• **Aim of the task**:
Will you write out all the entries below exactly?

• **The records**:
════════════════════

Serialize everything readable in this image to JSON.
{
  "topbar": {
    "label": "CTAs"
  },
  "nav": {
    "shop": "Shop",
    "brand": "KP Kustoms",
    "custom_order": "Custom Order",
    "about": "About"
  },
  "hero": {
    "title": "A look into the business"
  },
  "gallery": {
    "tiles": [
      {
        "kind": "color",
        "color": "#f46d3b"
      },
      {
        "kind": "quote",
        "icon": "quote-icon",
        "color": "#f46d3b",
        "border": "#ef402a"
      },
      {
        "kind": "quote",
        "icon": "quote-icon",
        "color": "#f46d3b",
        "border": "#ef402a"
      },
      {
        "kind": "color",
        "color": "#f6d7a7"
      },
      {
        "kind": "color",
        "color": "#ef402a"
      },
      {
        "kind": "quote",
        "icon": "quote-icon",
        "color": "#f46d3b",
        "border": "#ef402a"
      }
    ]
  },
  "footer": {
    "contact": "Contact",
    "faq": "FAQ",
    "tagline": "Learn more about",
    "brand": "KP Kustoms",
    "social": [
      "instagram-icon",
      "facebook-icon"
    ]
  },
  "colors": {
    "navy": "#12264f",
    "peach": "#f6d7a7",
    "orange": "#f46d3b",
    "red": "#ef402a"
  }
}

════════════════════

• **Task solution**:
Serialize everything readable in this image to JSON.
{
  "topbar": {
    "label": "CTAs"
  },
  "nav": {
    "shop": "Shop",
    "brand": "KP Kustoms",
    "custom_order": "Custom Order",
    "about": "About"
  },
  "hero": {
    "title": "A look into the business"
  },
  "gallery": {
    "tiles": [
      {
        "kind": "color",
        "color": "#f46d3b"
      },
      {
        "kind": "quote",
        "icon": "quote-icon",
        "color": "#f46d3b",
        "border": "#ef402a"
      },
      {
        "kind": "quote",
        "icon": "quote-icon",
        "color": "#f46d3b",
        "border": "#ef402a"
      },
      {
        "kind": "color",
        "color": "#f6d7a7"
      },
      {
        "kind": "color",
        "color": "#ef402a"
      },
      {
        "kind": "quote",
        "icon": "quote-icon",
        "color": "#f46d3b",
        "border": "#ef402a"
      }
    ]
  },
  "footer": {
    "contact": "Contact",
    "faq": "FAQ",
    "tagline": "Learn more about",
    "brand": "KP Kustoms",
    "social": [
      "instagram-icon",
      "facebook-icon"
    ]
  },
  "colors": {
    "navy": "#12264f",
    "peach": "#f6d7a7",
    "orange": "#f46d3b",
    "red": "#ef402a"
  }
}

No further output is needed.